◆ STATED GOAL
Where does the string "SCREWS" appear? Copy every line of the entries below that holds it.

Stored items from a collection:
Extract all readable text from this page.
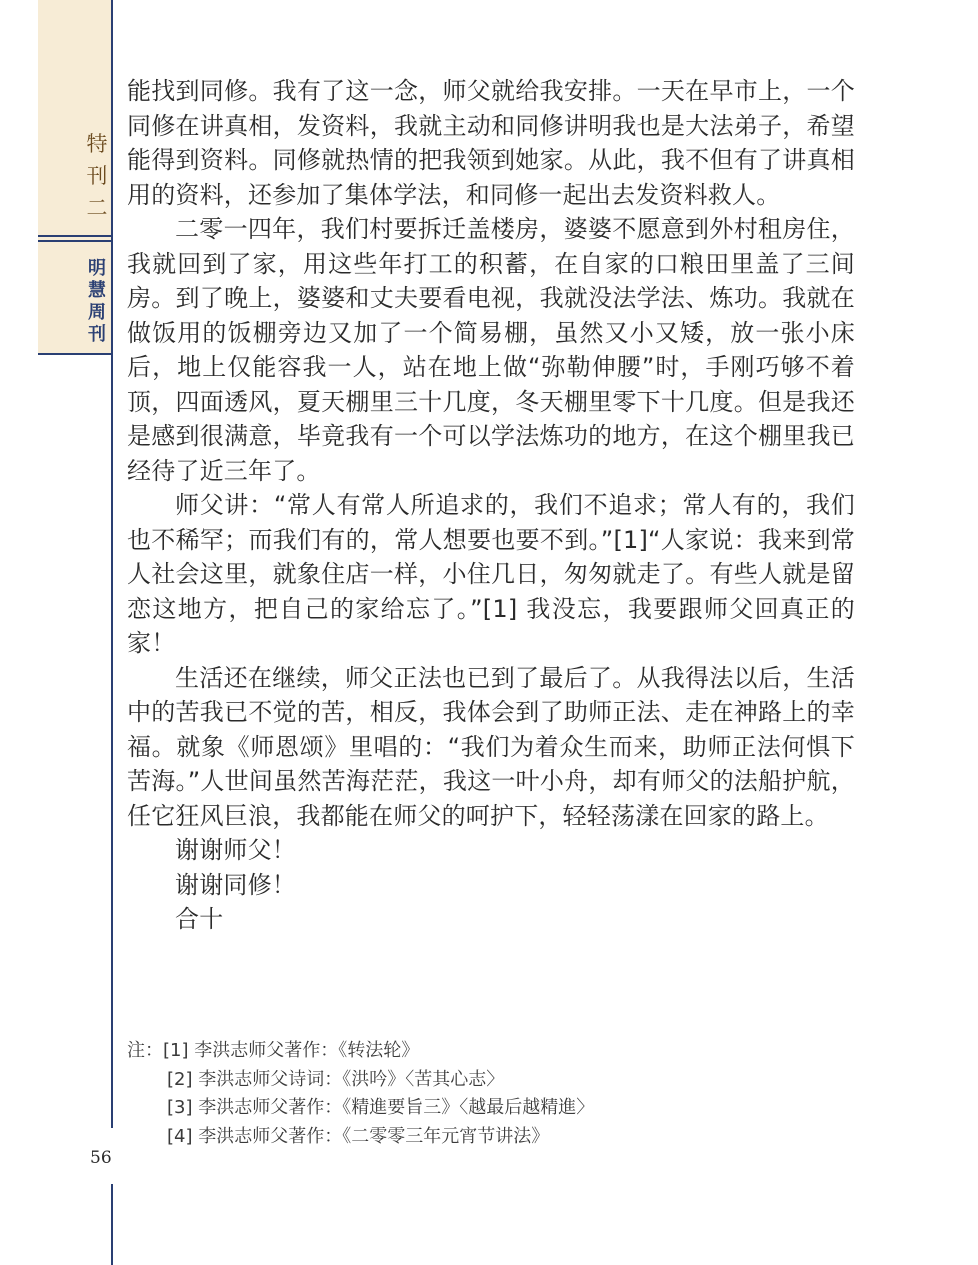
特
刊
二
明
慧
周
刊

能找到同修。我有了这一念，师父就给我安排。一天在早市上，一个同修在讲真相，发资料，我就主动和同修讲明我也是大法弟子，希望能得到资料。同修就热情的把我领到她家。从此，我不但有了讲真相用的资料，还参加了集体学法，和同修一起出去发资料救人。

二零一四年，我们村要拆迁盖楼房，婆婆不愿意到外村租房住，我就回到了家，用这些年打工的积蓄，在自家的口粮田里盖了三间房。到了晚上，婆婆和丈夫要看电视，我就没法学法、炼功。我就在做饭用的饭棚旁边又加了一个简易棚，虽然又小又矮，放一张小床后，地上仅能容我一人，站在地上做“弥勒伸腰”时，手刚巧够不着顶，四面透风，夏天棚里三十几度，冬天棚里零下十几度。但是我还是感到很满意，毕竟我有一个可以学法炼功的地方，在这个棚里我已经待了近三年了。

师父讲：“常人有常人所追求的，我们不追求；常人有的，我们也不稀罕；而我们有的，常人想要也要不到。”[1]“人家说：我来到常人社会这里，就象住店一样，小住几日，匆匆就走了。有些人就是留恋这地方，把自己的家给忘了。”[1] 我没忘，我要跟师父回真正的家！

生活还在继续，师父正法也已到了最后了。从我得法以后，生活中的苦我已不觉的苦，相反，我体会到了助师正法、走在神路上的幸福。就象《师恩颂》里唱的：“我们为着众生而来，助师正法何惧下苦海。”人世间虽然苦海茫茫，我这一叶小舟，却有师父的法船护航，任它狂风巨浪，我都能在师父的呵护下，轻轻荡漾在回家的路上。

谢谢师父！

谢谢同修！

合十

注：[1] 李洪志师父著作：《转法轮》

[2] 李洪志师父诗词：《洪吟》〈苦其心志〉

[3] 李洪志师父著作：《精進要旨三》〈越最后越精進〉

[4] 李洪志师父著作：《二零零三年元宵节讲法》

56
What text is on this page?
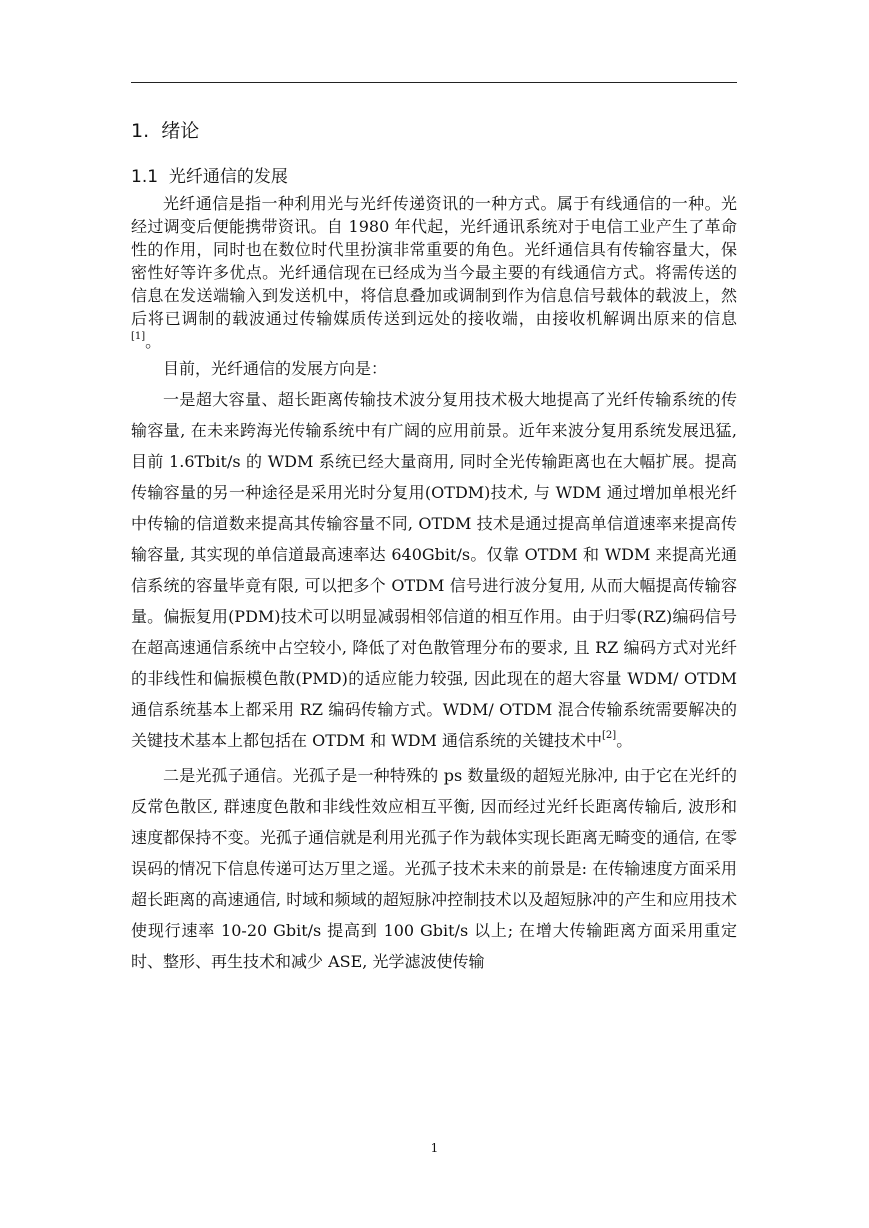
1. 绪论
1.1 光纤通信的发展

光纤通信是指一种利用光与光纤传递资讯的一种方式。属于有线通信的一种。光经过调变后便能携带资讯。自 1980 年代起，光纤通讯系统对于电信工业产生了革命性的作用，同时也在数位时代里扮演非常重要的角色。光纤通信具有传输容量大，保密性好等许多优点。光纤通信现在已经成为当今最主要的有线通信方式。将需传送的信息在发送端输入到发送机中，将信息叠加或调制到作为信息信号载体的载波上，然后将已调制的载波通过传输媒质传送到远处的接收端，由接收机解调出原来的信息[1]。

目前，光纤通信的发展方向是：

一是超大容量、超长距离传输技术波分复用技术极大地提高了光纤传输系统的传输容量, 在未来跨海光传输系统中有广阔的应用前景。近年来波分复用系统发展迅猛, 目前 1.6Tbit/s 的 WDM 系统已经大量商用, 同时全光传输距离也在大幅扩展。提高传输容量的另一种途径是采用光时分复用(OTDM)技术, 与 WDM 通过增加单根光纤中传输的信道数来提高其传输容量不同, OTDM 技术是通过提高单信道速率来提高传输容量, 其实现的单信道最高速率达 640Gbit/s。仅靠 OTDM 和 WDM 来提高光通信系统的容量毕竟有限, 可以把多个 OTDM 信号进行波分复用, 从而大幅提高传输容量。偏振复用(PDM)技术可以明显减弱相邻信道的相互作用。由于归零(RZ)编码信号在超高速通信系统中占空较小, 降低了对色散管理分布的要求, 且 RZ 编码方式对光纤的非线性和偏振模色散(PMD)的适应能力较强, 因此现在的超大容量 WDM/ OTDM 通信系统基本上都采用 RZ 编码传输方式。WDM/ OTDM 混合传输系统需要解决的关键技术基本上都包括在 OTDM 和 WDM 通信系统的关键技术中[2]。

二是光孤子通信。光孤子是一种特殊的 ps 数量级的超短光脉冲, 由于它在光纤的反常色散区, 群速度色散和非线性效应相互平衡, 因而经过光纤长距离传输后, 波形和速度都保持不变。光孤子通信就是利用光孤子作为载体实现长距离无畸变的通信, 在零误码的情况下信息传递可达万里之遥。光孤子技术未来的前景是: 在传输速度方面采用超长距离的高速通信, 时域和频域的超短脉冲控制技术以及超短脉冲的产生和应用技术使现行速率 10-20 Gbit/s 提高到 100 Gbit/s 以上; 在增大传输距离方面采用重定时、整形、再生技术和减少 ASE, 光学滤波使传输

1
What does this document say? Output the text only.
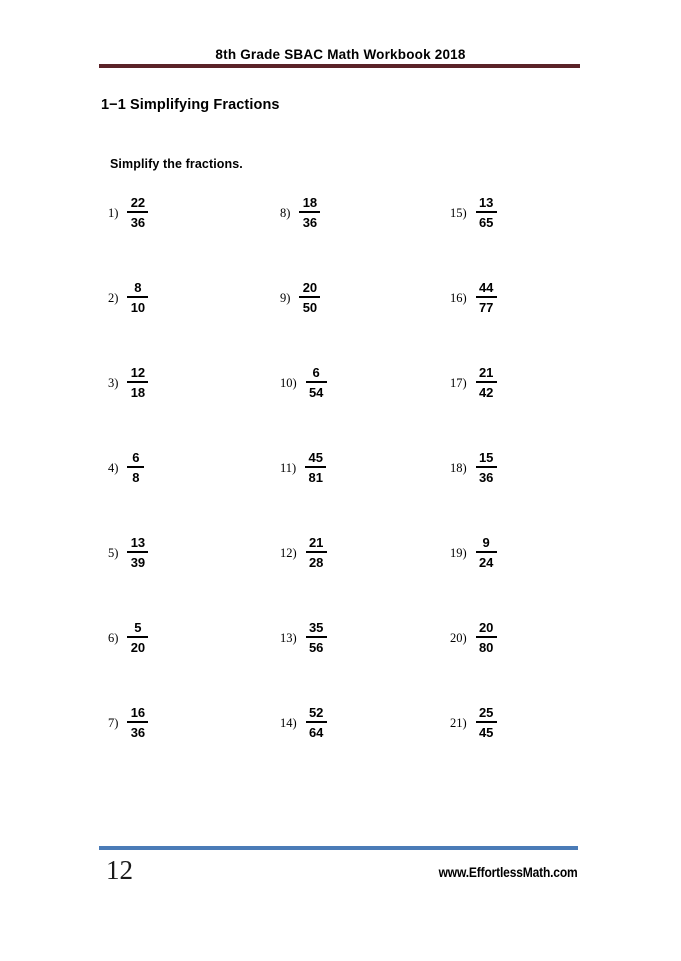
8th Grade SBAC Math Workbook 2018
1−1 Simplifying Fractions
Simplify the fractions.
$1) \frac{22}{36}$
$2) \frac{8}{10}$
$3) \frac{12}{18}$
$4) \frac{6}{8}$
$5) \frac{13}{39}$
$6) \frac{5}{20}$
$7) \frac{16}{36}$
$8) \frac{18}{36}$
$9) \frac{20}{50}$
$10) \frac{6}{54}$
$11) \frac{45}{81}$
$12) \frac{21}{28}$
$13) \frac{35}{56}$
$14) \frac{52}{64}$
$15) \frac{13}{65}$
$16) \frac{44}{77}$
$17) \frac{21}{42}$
$18) \frac{15}{36}$
$19) \frac{9}{24}$
$20) \frac{20}{80}$
$21) \frac{25}{45}$
12	www.EffortlessMath.com
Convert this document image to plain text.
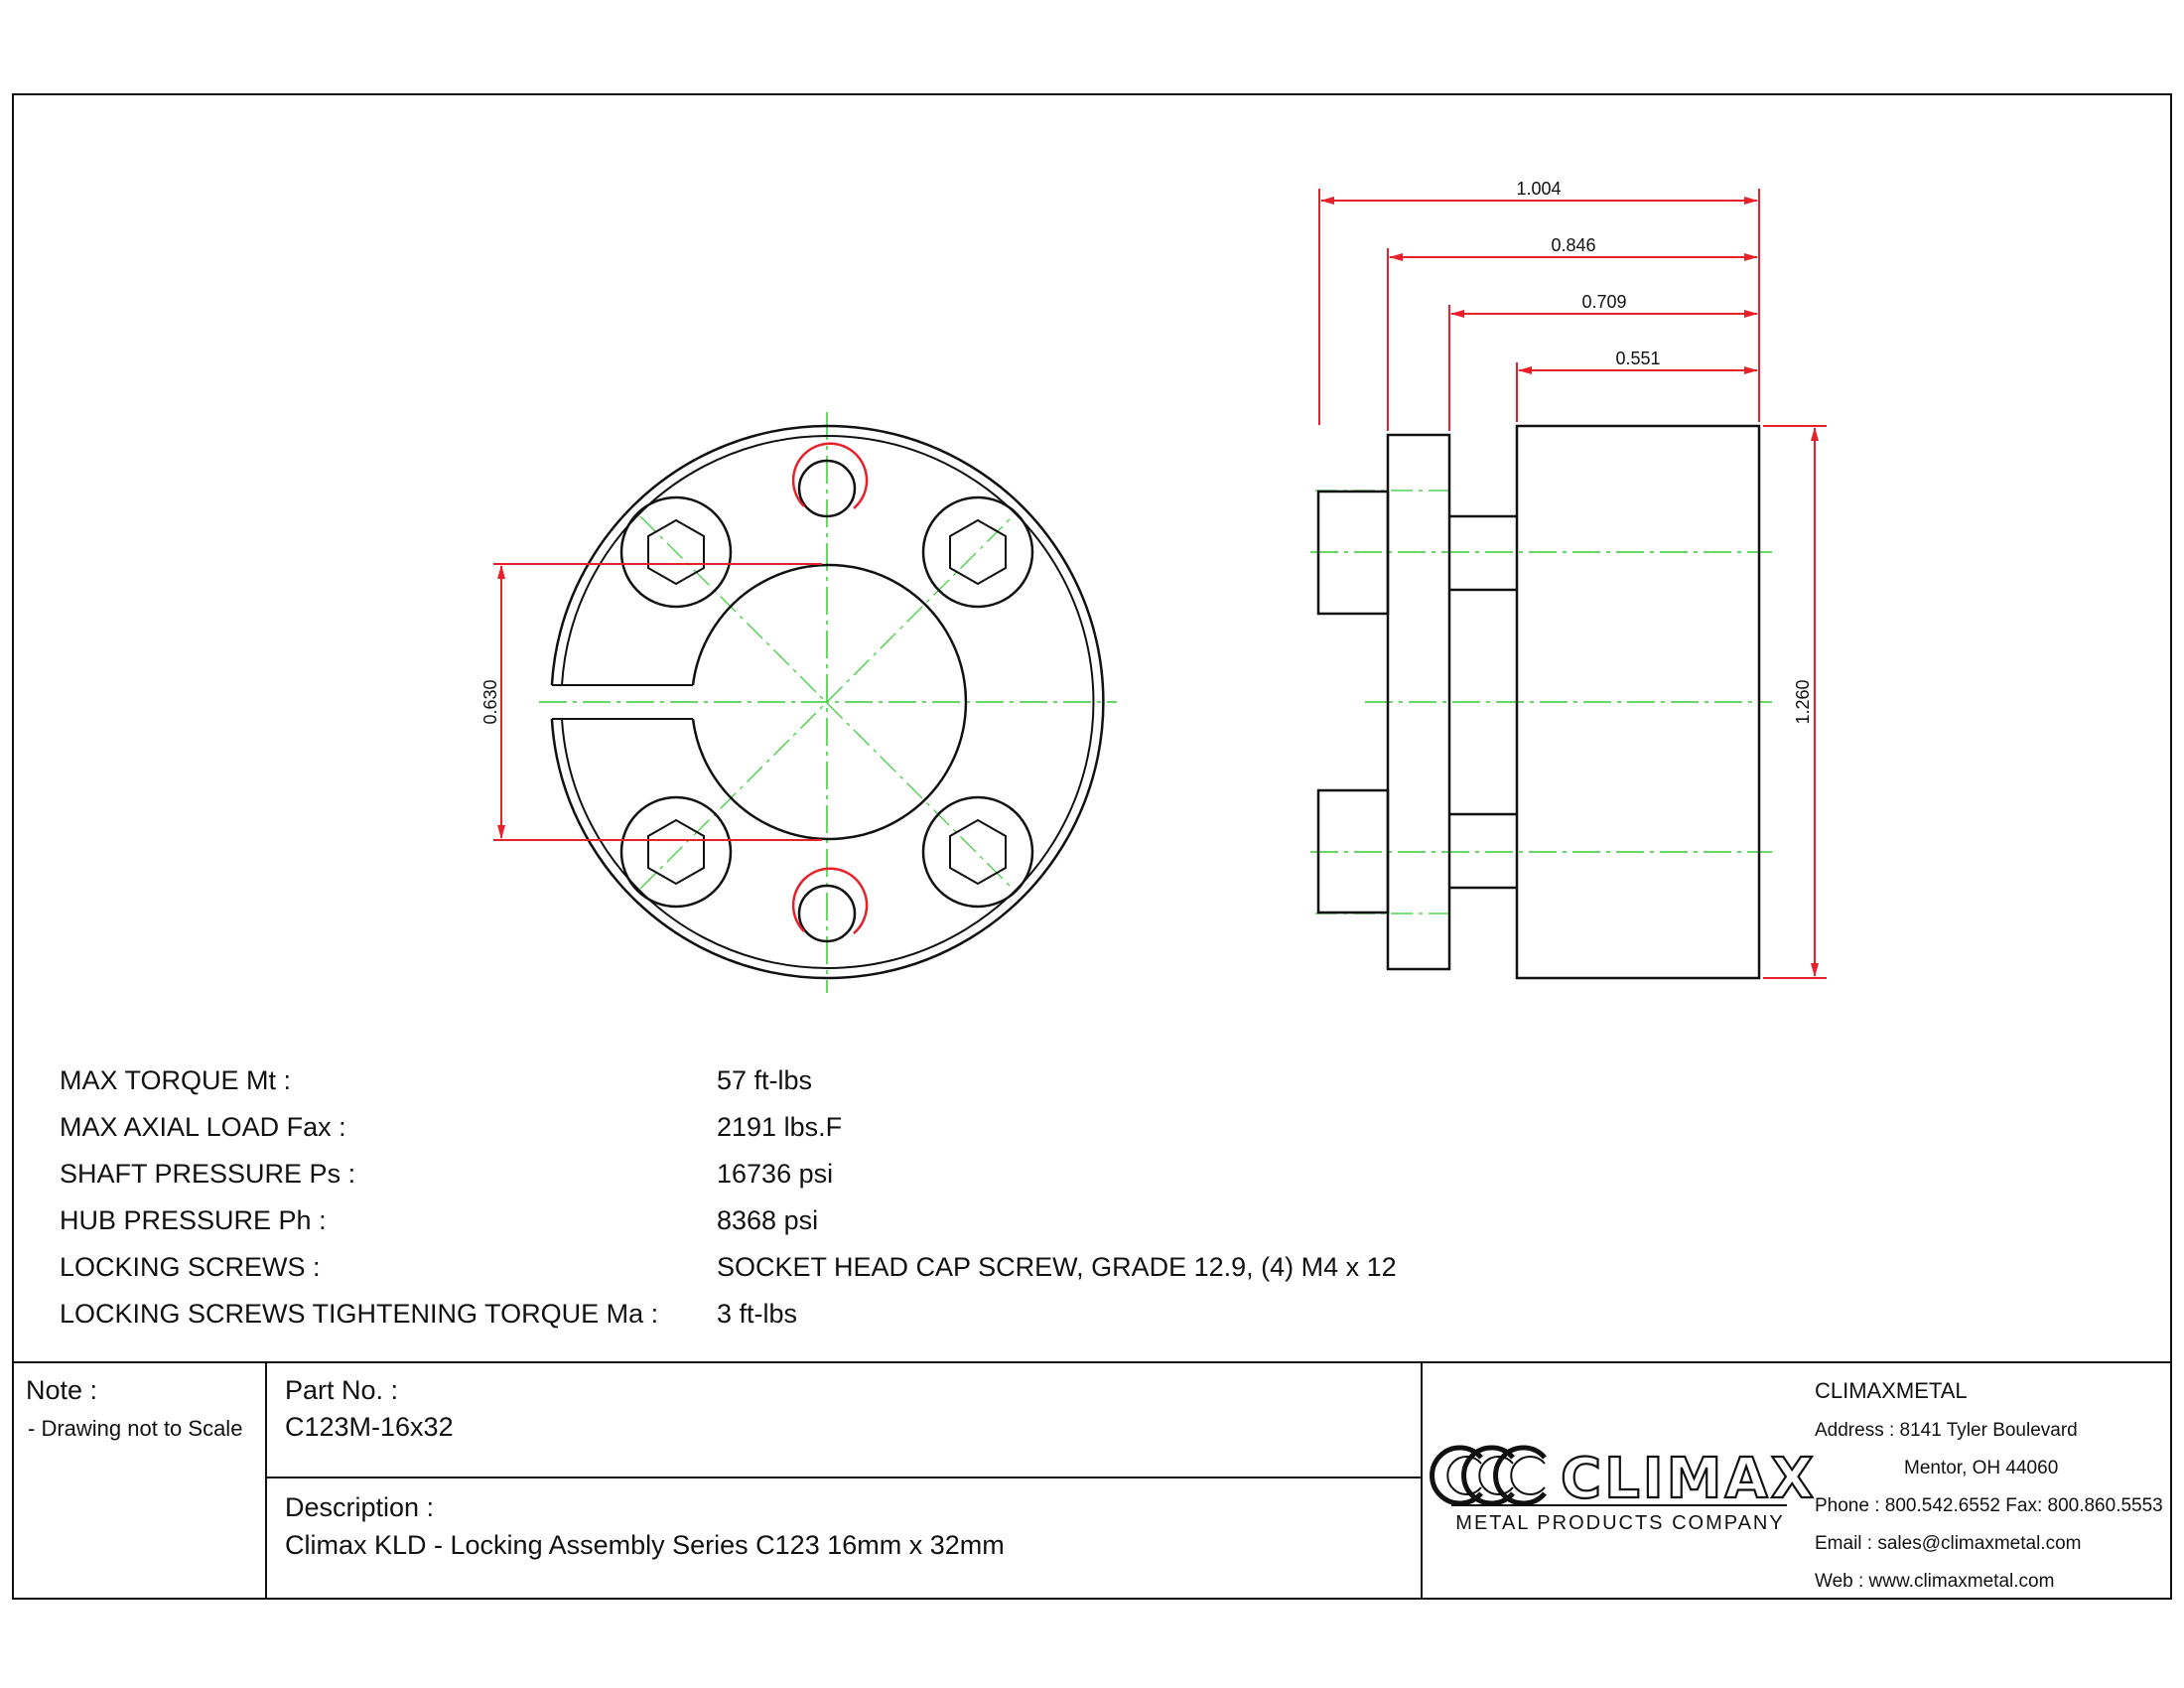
0.630
1.004
0.846
0.709
0.551
1.260
CLIMAX
METAL PRODUCTS COMPANY
MAX TORQUE Mt :	57 ft-lbs
MAX AXIAL LOAD Fax :	2191 lbs.F
SHAFT PRESSURE Ps :	16736 psi
HUB PRESSURE Ph :	8368 psi
LOCKING SCREWS :	SOCKET HEAD CAP SCREW, GRADE 12.9, (4) M4 x 12
LOCKING SCREWS TIGHTENING TORQUE Ma : 3 ft-lbs
Note :
- Drawing not to Scale
Part No. :
C123M-16x32
Description :
Climax KLD - Locking Assembly Series C123 16mm x 32mm
CLIMAXMETAL
Address : 8141 Tyler Boulevard
Mentor, OH 44060
Phone : 800.542.6552 Fax: 800.860.5553
Email : sales@climaxmetal.com
Web : www.climaxmetal.com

◆ RESPONSE
LOCKING SCREWS :	SOCKET HEAD CAP SCREW, GRADE 12.9, (4) M4 x 12
LOCKING SCREWS TIGHTENING TORQUE Ma : 3 ft-lbs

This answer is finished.